[Lines of data]
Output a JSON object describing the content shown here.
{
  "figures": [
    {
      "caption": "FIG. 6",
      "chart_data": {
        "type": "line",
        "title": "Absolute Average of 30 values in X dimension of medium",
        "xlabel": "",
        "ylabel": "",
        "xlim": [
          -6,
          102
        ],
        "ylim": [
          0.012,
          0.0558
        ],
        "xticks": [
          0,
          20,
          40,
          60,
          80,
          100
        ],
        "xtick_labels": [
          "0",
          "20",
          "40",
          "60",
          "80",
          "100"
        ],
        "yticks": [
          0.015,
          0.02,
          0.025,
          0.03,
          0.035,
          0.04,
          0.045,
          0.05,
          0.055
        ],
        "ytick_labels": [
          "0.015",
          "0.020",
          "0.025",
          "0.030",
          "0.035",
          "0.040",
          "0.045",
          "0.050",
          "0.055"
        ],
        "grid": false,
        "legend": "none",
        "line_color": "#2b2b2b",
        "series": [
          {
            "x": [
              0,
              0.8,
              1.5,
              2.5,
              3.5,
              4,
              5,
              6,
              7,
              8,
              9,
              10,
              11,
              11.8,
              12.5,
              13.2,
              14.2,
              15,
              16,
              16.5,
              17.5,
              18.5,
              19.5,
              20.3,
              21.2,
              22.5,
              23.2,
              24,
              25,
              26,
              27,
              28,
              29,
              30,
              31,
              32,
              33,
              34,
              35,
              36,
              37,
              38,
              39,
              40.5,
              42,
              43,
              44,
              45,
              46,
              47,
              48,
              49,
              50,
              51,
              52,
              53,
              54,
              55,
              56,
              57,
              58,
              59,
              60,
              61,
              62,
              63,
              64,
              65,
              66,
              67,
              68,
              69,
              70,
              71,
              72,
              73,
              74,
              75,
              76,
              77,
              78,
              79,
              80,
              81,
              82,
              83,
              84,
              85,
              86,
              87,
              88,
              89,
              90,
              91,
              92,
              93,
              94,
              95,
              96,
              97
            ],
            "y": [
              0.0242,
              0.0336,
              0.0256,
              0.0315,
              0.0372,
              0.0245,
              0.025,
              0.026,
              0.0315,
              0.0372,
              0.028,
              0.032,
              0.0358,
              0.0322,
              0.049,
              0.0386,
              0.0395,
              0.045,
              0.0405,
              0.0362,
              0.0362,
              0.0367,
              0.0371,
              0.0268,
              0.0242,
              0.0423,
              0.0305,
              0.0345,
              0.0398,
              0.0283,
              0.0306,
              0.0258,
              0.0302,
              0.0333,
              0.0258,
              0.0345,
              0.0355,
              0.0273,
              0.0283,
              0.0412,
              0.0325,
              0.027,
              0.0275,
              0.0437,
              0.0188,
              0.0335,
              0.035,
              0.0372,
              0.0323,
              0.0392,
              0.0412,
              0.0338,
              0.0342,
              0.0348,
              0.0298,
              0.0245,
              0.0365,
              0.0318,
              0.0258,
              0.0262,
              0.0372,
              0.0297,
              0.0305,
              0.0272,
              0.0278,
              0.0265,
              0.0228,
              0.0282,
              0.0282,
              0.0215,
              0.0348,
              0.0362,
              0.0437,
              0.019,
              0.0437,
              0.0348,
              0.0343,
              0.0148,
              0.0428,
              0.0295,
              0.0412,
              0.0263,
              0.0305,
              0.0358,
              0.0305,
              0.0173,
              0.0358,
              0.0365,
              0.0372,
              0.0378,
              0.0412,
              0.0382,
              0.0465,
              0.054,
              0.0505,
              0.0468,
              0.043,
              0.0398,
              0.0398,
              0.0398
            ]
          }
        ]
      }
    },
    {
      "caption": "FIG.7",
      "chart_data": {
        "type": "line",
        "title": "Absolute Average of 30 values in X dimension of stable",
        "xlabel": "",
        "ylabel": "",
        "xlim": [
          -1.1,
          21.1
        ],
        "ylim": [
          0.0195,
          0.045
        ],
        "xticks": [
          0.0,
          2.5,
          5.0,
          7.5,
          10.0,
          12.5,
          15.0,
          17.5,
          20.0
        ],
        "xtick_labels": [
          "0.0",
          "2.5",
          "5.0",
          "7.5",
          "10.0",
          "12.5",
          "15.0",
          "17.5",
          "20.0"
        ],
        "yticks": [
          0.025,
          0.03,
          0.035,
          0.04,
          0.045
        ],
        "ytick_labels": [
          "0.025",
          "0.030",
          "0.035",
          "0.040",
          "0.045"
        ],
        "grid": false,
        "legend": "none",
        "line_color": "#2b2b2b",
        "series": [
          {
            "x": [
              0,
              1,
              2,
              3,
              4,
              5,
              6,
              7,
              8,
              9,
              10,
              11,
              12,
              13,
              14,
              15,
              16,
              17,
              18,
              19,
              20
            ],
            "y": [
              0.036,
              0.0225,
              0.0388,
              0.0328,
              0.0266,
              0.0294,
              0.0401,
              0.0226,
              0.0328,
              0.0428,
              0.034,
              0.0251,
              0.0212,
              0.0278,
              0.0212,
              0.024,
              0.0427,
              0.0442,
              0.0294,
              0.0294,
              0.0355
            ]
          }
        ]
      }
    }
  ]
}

Brief:
Write all of the records out again exactly.

Exercise result:
Output a JSON object describing the content shown here.
{
  "figures": [
    {
      "caption": "FIG. 6",
      "chart_data": {
        "type": "line",
        "title": "Absolute Average of 30 values in X dimension of medium",
        "xlabel": "",
        "ylabel": "",
        "xlim": [
          -6,
          102
        ],
        "ylim": [
          0.012,
          0.0558
        ],
        "xticks": [
          0,
          20,
          40,
          60,
          80,
          100
        ],
        "xtick_labels": [
          "0",
          "20",
          "40",
          "60",
          "80",
          "100"
        ],
        "yticks": [
          0.015,
          0.02,
          0.025,
          0.03,
          0.035,
          0.04,
          0.045,
          0.05,
          0.055
        ],
        "ytick_labels": [
          "0.015",
          "0.020",
          "0.025",
          "0.030",
          "0.035",
          "0.040",
          "0.045",
          "0.050",
          "0.055"
        ],
        "grid": false,
        "legend": "none",
        "line_color": "#2b2b2b",
        "series": [
          {
            "x": [
              0,
              0.8,
              1.5,
              2.5,
              3.5,
              4,
              5,
              6,
              7,
              8,
              9,
              10,
              11,
              11.8,
              12.5,
              13.2,
              14.2,
              15,
              16,
              16.5,
              17.5,
              18.5,
              19.5,
              20.3,
              21.2,
              22.5,
              23.2,
              24,
              25,
              26,
              27,
              28,
              29,
              30,
              31,
              32,
              33,
              34,
              35,
              36,
              37,
              38,
              39,
              40.5,
              42,
              43,
              44,
              45,
              46,
              47,
              48,
              49,
              50,
              51,
              52,
              53,
              54,
              55,
              56,
              57,
              58,
              59,
              60,
              61,
              62,
              63,
              64,
              65,
              66,
              67,
              68,
              69,
              70,
              71,
              72,
              73,
              74,
              75,
              76,
              77,
              78,
              79,
              80,
              81,
              82,
              83,
              84,
              85,
              86,
              87,
              88,
              89,
              90,
              91,
              92,
              93,
              94,
              95,
              96,
              97
            ],
            "y": [
              0.0242,
              0.0336,
              0.0256,
              0.0315,
              0.0372,
              0.0245,
              0.025,
              0.026,
              0.0315,
              0.0372,
              0.028,
              0.032,
              0.0358,
              0.0322,
              0.049,
              0.0386,
              0.0395,
              0.045,
              0.0405,
              0.0362,
              0.0362,
              0.0367,
              0.0371,
              0.0268,
              0.0242,
              0.0423,
              0.0305,
              0.0345,
              0.0398,
              0.0283,
              0.0306,
              0.0258,
              0.0302,
              0.0333,
              0.0258,
              0.0345,
              0.0355,
              0.0273,
              0.0283,
              0.0412,
              0.0325,
              0.027,
              0.0275,
              0.0437,
              0.0188,
              0.0335,
              0.035,
              0.0372,
              0.0323,
              0.0392,
              0.0412,
              0.0338,
              0.0342,
              0.0348,
              0.0298,
              0.0245,
              0.0365,
              0.0318,
              0.0258,
              0.0262,
              0.0372,
              0.0297,
              0.0305,
              0.0272,
              0.0278,
              0.0265,
              0.0228,
              0.0282,
              0.0282,
              0.0215,
              0.0348,
              0.0362,
              0.0437,
              0.019,
              0.0437,
              0.0348,
              0.0343,
              0.0148,
              0.0428,
              0.0295,
              0.0412,
              0.0263,
              0.0305,
              0.0358,
              0.0305,
              0.0173,
              0.0358,
              0.0365,
              0.0372,
              0.0378,
              0.0412,
              0.0382,
              0.0465,
              0.054,
              0.0505,
              0.0468,
              0.043,
              0.0398,
              0.0398,
              0.0398
            ]
          }
        ]
      }
    },
    {
      "caption": "FIG.7",
      "chart_data": {
        "type": "line",
        "title": "Absolute Average of 30 values in X dimension of stable",
        "xlabel": "",
        "ylabel": "",
        "xlim": [
          -1.1,
          21.1
        ],
        "ylim": [
          0.0195,
          0.045
        ],
        "xticks": [
          0.0,
          2.5,
          5.0,
          7.5,
          10.0,
          12.5,
          15.0,
          17.5,
          20.0
        ],
        "xtick_labels": [
          "0.0",
          "2.5",
          "5.0",
          "7.5",
          "10.0",
          "12.5",
          "15.0",
          "17.5",
          "20.0"
        ],
        "yticks": [
          0.025,
          0.03,
          0.035,
          0.04,
          0.045
        ],
        "ytick_labels": [
          "0.025",
          "0.030",
          "0.035",
          "0.040",
          "0.045"
        ],
        "grid": false,
        "legend": "none",
        "line_color": "#2b2b2b",
        "series": [
          {
            "x": [
              0,
              1,
              2,
              3,
              4,
              5,
              6,
              7,
              8,
              9,
              10,
              11,
              12,
              13,
              14,
              15,
              16,
              17,
              18,
              19,
              20
            ],
            "y": [
              0.036,
              0.0225,
              0.0388,
              0.0328,
              0.0266,
              0.0294,
              0.0401,
              0.0226,
              0.0328,
              0.0428,
              0.034,
              0.0251,
              0.0212,
              0.0278,
              0.0212,
              0.024,
              0.0427,
              0.0442,
              0.0294,
              0.0294,
              0.0355
            ]
          }
        ]
      }
    }
  ]
}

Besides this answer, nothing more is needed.